DESCRIPTION OF THE TASK:
Identify all lines below that hold "this" and collect them.

****************************************

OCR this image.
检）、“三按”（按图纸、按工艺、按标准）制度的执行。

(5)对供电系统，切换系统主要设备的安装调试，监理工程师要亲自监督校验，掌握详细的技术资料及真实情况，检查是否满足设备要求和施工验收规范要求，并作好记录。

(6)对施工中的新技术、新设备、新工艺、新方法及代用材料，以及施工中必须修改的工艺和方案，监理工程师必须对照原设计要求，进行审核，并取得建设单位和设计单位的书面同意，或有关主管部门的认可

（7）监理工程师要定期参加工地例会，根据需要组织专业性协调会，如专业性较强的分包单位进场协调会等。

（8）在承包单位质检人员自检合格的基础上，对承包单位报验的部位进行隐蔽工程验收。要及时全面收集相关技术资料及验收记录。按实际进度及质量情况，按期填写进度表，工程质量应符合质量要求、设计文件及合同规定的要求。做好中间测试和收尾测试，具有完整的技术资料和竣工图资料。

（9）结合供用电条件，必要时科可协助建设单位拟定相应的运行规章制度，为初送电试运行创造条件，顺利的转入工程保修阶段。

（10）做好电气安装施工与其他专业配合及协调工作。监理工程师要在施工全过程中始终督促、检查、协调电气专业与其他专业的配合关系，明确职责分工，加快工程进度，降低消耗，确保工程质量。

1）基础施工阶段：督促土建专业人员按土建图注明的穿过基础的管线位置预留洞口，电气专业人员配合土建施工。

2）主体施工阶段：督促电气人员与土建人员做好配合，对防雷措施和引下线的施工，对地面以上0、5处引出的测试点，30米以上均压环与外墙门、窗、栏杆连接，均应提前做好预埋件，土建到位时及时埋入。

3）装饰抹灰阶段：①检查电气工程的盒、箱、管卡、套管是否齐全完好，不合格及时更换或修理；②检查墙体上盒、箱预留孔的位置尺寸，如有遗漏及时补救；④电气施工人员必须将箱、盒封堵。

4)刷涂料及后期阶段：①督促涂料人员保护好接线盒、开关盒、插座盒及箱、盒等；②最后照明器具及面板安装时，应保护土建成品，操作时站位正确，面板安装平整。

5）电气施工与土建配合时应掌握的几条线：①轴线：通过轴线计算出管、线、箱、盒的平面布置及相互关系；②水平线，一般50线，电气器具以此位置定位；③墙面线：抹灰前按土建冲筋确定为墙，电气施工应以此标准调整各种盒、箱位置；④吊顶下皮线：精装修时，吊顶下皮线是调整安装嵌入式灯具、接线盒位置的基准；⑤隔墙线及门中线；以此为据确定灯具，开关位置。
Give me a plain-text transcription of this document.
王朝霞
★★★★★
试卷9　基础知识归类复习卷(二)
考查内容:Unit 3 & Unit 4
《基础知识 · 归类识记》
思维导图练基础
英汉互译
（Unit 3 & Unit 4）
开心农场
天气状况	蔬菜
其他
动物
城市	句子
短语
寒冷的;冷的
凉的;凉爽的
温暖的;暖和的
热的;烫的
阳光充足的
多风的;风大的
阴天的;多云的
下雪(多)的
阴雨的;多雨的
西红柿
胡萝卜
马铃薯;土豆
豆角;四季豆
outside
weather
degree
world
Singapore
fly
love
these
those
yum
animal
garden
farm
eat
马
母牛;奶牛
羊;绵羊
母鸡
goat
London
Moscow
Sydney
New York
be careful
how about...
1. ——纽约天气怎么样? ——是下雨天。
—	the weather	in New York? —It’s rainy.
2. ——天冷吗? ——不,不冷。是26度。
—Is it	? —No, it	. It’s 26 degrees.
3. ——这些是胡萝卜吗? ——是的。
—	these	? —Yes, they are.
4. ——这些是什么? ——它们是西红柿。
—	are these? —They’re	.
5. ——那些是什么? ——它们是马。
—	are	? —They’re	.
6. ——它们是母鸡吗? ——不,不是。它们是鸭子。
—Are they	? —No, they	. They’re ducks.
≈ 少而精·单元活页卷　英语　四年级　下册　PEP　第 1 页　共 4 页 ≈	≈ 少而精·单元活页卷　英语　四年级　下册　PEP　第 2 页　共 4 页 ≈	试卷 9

****************************************

RESPONSE TO THE TASK:
OCR this image.
Give me a plain-text transcription of this document.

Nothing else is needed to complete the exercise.